# DESCRIPTION OF THE TASK
Copy all of the records below verbatim.

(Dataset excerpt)
----

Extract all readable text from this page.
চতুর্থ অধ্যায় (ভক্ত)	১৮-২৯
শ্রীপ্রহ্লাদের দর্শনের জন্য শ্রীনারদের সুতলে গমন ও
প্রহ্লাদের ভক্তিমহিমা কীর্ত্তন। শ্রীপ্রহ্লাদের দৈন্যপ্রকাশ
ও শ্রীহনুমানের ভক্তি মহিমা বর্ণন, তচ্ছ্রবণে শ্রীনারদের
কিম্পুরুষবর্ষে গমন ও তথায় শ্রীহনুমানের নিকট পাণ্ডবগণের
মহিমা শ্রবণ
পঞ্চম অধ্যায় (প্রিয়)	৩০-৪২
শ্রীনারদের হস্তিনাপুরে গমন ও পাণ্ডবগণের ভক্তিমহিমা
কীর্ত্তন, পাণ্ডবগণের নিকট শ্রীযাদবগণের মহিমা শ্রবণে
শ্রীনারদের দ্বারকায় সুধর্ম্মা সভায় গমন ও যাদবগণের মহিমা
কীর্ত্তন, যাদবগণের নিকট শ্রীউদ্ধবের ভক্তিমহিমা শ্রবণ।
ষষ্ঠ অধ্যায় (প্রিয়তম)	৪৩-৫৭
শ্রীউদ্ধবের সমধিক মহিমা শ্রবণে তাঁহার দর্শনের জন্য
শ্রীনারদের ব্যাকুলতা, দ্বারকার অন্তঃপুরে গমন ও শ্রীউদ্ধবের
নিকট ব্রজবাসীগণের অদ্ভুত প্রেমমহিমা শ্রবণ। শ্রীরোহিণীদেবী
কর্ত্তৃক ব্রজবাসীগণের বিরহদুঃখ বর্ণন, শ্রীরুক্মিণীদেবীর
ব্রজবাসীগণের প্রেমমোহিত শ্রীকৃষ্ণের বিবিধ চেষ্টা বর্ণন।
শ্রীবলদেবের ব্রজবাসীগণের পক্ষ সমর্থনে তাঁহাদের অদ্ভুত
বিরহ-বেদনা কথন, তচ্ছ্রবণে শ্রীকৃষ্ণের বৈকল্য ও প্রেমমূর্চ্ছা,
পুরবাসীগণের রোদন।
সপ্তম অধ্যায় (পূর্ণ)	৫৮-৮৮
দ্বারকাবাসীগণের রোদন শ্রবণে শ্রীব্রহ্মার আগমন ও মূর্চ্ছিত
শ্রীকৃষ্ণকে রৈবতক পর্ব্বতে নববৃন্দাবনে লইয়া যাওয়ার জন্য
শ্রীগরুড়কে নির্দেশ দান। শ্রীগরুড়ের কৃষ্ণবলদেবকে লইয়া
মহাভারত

----

# EXERCISE ANSWER
Extract all readable text from this page.
চতুর্থ অধ্যায় (ভক্ত)	১৮-২৯
শ্রীপ্রহ্লাদের দর্শনের জন্য শ্রীনারদের সুতলে গমন ও
প্রহ্লাদের ভক্তিমহিমা কীর্ত্তন। শ্রীপ্রহ্লাদের দৈন্যপ্রকাশ
ও শ্রীহনুমানের ভক্তি মহিমা বর্ণন, তচ্ছ্রবণে শ্রীনারদের
কিম্পুরুষবর্ষে গমন ও তথায় শ্রীহনুমানের নিকট পাণ্ডবগণের
মহিমা শ্রবণ
পঞ্চম অধ্যায় (প্রিয়)	৩০-৪২
শ্রীনারদের হস্তিনাপুরে গমন ও পাণ্ডবগণের ভক্তিমহিমা
কীর্ত্তন, পাণ্ডবগণের নিকট শ্রীযাদবগণের মহিমা শ্রবণে
শ্রীনারদের দ্বারকায় সুধর্ম্মা সভায় গমন ও যাদবগণের মহিমা
কীর্ত্তন, যাদবগণের নিকট শ্রীউদ্ধবের ভক্তিমহিমা শ্রবণ।
ষষ্ঠ অধ্যায় (প্রিয়তম)	৪৩-৫৭
শ্রীউদ্ধবের সমধিক মহিমা শ্রবণে তাঁহার দর্শনের জন্য
শ্রীনারদের ব্যাকুলতা, দ্বারকার অন্তঃপুরে গমন ও শ্রীউদ্ধবের
নিকট ব্রজবাসীগণের অদ্ভুত প্রেমমহিমা শ্রবণ। শ্রীরোহিণীদেবী
কর্ত্তৃক ব্রজবাসীগণের বিরহদুঃখ বর্ণন, শ্রীরুক্মিণীদেবীর
ব্রজবাসীগণের প্রেমমোহিত শ্রীকৃষ্ণের বিবিধ চেষ্টা বর্ণন।
শ্রীবলদেবের ব্রজবাসীগণের পক্ষ সমর্থনে তাঁহাদের অদ্ভুত
বিরহ-বেদনা কথন, তচ্ছ্রবণে শ্রীকৃষ্ণের বৈকল্য ও প্রেমমূর্চ্ছা,
পুরবাসীগণের রোদন।
সপ্তম অধ্যায় (পূর্ণ)	৫৮-৮৮
দ্বারকাবাসীগণের রোদন শ্রবণে শ্রীব্রহ্মার আগমন ও মূর্চ্ছিত
শ্রীকৃষ্ণকে রৈবতক পর্ব্বতে নববৃন্দাবনে লইয়া যাওয়ার জন্য
শ্রীগরুড়কে নির্দেশ দান। শ্রীগরুড়ের কৃষ্ণবলদেবকে লইয়া
মহাভারত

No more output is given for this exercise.